> _Task brief_
In the material below, count the lines with the word "range" and state that number only.

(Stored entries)
────────────────

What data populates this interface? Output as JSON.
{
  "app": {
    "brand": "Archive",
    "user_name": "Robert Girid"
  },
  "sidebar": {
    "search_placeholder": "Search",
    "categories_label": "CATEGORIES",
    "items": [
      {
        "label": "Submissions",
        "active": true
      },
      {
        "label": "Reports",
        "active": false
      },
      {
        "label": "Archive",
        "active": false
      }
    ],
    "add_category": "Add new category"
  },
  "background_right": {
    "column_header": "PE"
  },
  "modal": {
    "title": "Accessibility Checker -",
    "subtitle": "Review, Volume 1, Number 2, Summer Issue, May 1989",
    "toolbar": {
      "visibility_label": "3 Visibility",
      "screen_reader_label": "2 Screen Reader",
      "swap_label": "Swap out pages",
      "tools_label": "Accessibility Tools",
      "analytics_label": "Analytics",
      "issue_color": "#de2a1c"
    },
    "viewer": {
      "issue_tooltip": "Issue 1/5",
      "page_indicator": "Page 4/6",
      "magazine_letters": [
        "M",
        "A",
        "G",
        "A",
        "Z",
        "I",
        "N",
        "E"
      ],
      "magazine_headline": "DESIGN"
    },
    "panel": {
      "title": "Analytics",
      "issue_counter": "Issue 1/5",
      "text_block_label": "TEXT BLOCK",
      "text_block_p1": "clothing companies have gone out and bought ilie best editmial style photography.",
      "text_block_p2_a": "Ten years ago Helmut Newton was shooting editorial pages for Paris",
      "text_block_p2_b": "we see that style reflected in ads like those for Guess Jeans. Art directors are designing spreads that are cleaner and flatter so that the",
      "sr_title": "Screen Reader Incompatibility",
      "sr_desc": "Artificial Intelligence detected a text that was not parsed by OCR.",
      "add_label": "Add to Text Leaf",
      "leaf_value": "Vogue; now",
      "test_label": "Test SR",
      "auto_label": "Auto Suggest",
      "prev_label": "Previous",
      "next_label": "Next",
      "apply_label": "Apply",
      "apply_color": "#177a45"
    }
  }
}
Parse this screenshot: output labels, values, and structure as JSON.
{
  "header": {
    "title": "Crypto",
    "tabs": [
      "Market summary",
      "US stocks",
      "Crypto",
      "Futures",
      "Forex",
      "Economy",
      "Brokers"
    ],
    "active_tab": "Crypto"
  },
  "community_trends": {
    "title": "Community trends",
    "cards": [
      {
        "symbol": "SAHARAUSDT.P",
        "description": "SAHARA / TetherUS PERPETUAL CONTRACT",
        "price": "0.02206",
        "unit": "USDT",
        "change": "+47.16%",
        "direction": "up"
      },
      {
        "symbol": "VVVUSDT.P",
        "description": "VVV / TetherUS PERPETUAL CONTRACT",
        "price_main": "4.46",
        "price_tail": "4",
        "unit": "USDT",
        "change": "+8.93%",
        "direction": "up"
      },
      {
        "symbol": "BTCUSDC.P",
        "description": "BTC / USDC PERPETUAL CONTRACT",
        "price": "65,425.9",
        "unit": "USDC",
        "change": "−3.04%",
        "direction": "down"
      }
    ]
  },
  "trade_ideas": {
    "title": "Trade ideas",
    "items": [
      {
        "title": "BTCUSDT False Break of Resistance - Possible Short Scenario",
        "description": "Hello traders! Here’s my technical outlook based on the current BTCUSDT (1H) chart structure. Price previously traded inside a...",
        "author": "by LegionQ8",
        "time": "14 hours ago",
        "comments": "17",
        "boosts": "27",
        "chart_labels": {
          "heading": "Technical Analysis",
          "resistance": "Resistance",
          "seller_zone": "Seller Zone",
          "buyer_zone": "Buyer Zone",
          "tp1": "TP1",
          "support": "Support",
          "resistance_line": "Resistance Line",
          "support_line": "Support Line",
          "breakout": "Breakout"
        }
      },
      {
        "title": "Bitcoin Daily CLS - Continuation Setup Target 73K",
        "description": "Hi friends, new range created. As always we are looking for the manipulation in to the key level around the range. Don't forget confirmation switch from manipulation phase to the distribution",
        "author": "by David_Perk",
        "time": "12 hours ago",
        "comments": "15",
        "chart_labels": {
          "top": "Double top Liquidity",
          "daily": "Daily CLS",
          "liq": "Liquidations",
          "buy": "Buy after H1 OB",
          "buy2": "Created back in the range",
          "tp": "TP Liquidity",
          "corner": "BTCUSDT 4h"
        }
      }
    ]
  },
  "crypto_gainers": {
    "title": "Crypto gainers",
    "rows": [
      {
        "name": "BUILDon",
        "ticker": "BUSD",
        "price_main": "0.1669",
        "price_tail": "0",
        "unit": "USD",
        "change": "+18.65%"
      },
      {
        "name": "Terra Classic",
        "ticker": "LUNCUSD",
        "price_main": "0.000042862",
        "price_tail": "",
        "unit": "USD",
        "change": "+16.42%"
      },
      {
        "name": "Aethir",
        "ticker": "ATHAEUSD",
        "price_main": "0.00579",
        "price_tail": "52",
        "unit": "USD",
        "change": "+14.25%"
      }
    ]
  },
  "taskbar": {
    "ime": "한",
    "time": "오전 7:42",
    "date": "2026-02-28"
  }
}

────────────────

> _Task output_
2